ACTIVITY:
Using the data below, copy every line that contains the word "person".

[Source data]
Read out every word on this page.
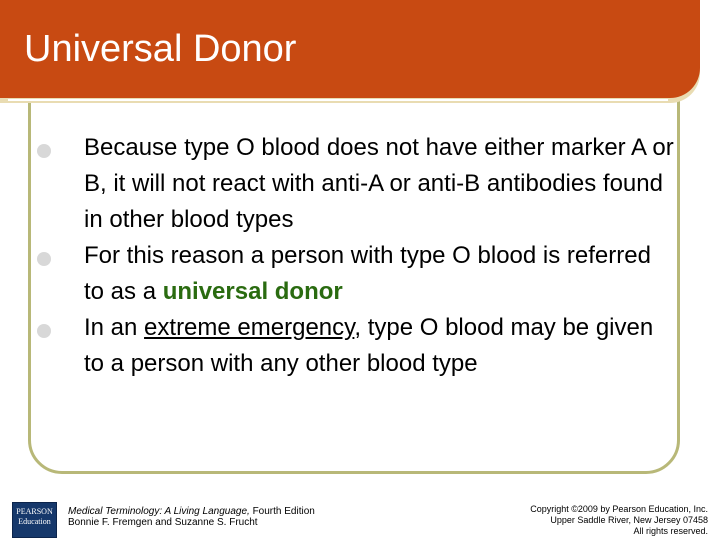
Universal Donor
Because type O blood does not have either marker A or B, it will not react with anti-A or anti-B antibodies found in other blood types
For this reason a person with type O blood is referred to as a universal donor
In an extreme emergency, type O blood may be given to a person with any other blood type
PEARSON
Education
Medical Terminology: A Living Language, Fourth Edition
Bonnie F. Fremgen and Suzanne S. Frucht
Copyright ©2009 by Pearson Education, Inc.
Upper Saddle River, New Jersey 07458
All rights reserved.
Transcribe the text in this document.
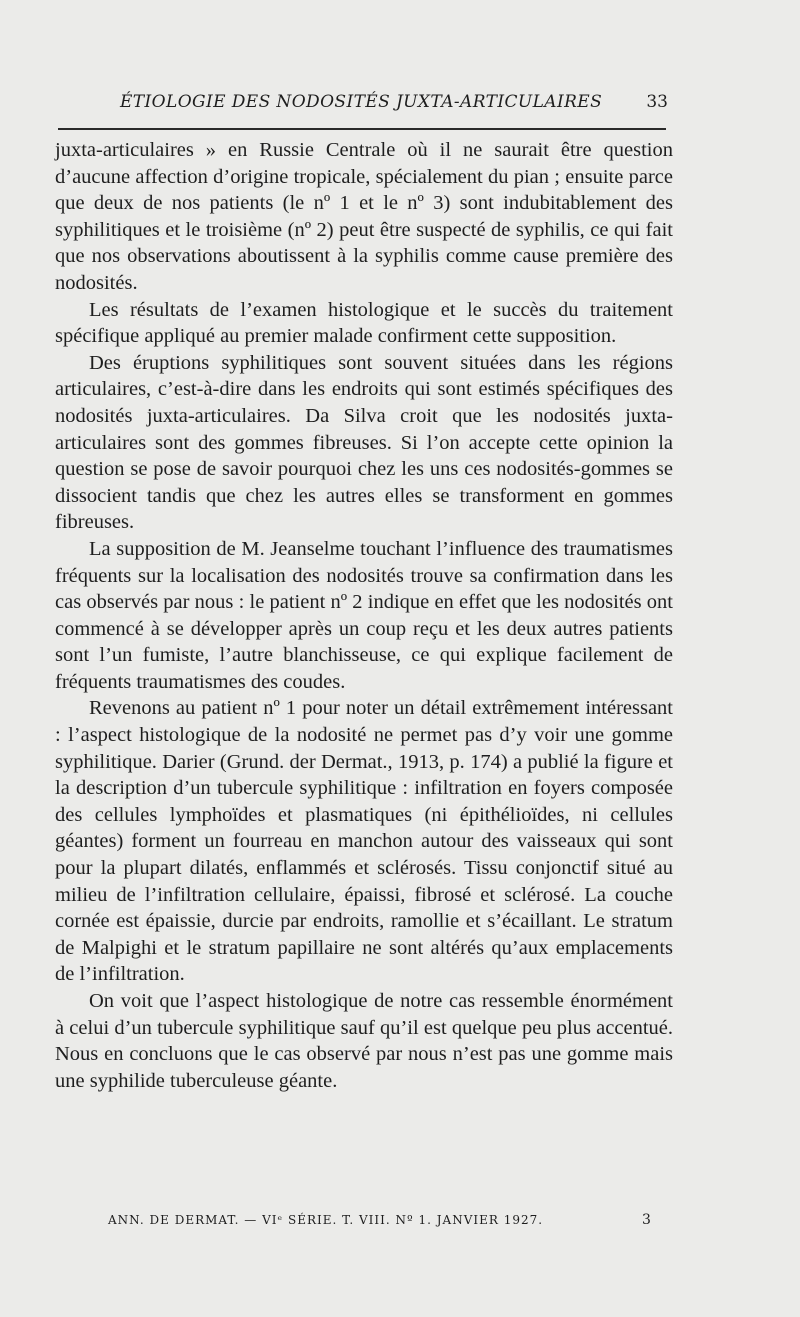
ÉTIOLOGIE DES NODOSITÉS JUXTA-ARTICULAIRES	33

juxta-articulaires » en Russie Centrale où il ne saurait être question d’aucune affection d’origine tropicale, spécialement du pian ; ensuite parce que deux de nos patients (le nº 1 et le nº 3) sont indubitablement des syphilitiques et le troisième (nº 2) peut être suspecté de syphilis, ce qui fait que nos observations aboutissent à la syphilis comme cause première des nodosités.

Les résultats de l’examen histologique et le succès du traitement spécifique appliqué au premier malade confirment cette supposition.

Des éruptions syphilitiques sont souvent situées dans les régions articulaires, c’est-à-dire dans les endroits qui sont estimés spécifiques des nodosités juxta-articulaires. Da Silva croit que les nodosités juxta-articulaires sont des gommes fibreuses. Si l’on accepte cette opinion la question se pose de savoir pourquoi chez les uns ces nodosités-gommes se dissocient tandis que chez les autres elles se transforment en gommes fibreuses.

La supposition de M. Jeanselme touchant l’influence des traumatismes fréquents sur la localisation des nodosités trouve sa confirmation dans les cas observés par nous : le patient nº 2 indique en effet que les nodosités ont commencé à se développer après un coup reçu et les deux autres patients sont l’un fumiste, l’autre blanchisseuse, ce qui explique facilement de fréquents traumatismes des coudes.

Revenons au patient nº 1 pour noter un détail extrêmement intéressant : l’aspect histologique de la nodosité ne permet pas d’y voir une gomme syphilitique. Darier (Grund. der Dermat., 1913, p. 174) a publié la figure et la description d’un tubercule syphilitique : infiltration en foyers composée des cellules lymphoïdes et plasmatiques (ni épithélioïdes, ni cellules géantes) forment un fourreau en manchon autour des vaisseaux qui sont pour la plupart dilatés, enflammés et sclérosés. Tissu conjonctif situé au milieu de l’infiltration cellulaire, épaissi, fibrosé et sclérosé. La couche cornée est épaissie, durcie par endroits, ramollie et s’écaillant. Le stratum de Malpighi et le stratum papillaire ne sont altérés qu’aux emplacements de l’infiltration.

On voit que l’aspect histologique de notre cas ressemble énormément à celui d’un tubercule syphilitique sauf qu’il est quelque peu plus accentué. Nous en concluons que le cas observé par nous n’est pas une gomme mais une syphilide tuberculeuse géante.

ANN. DE DERMAT. — VIᵉ SÉRIE. T. VIII. Nº 1. JANVIER 1927.	3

COMPLETED TASK:
For this reason a person with type O blood is referred to as a universal donor
In an extreme emergency, type O blood may be given to a person with any other blood type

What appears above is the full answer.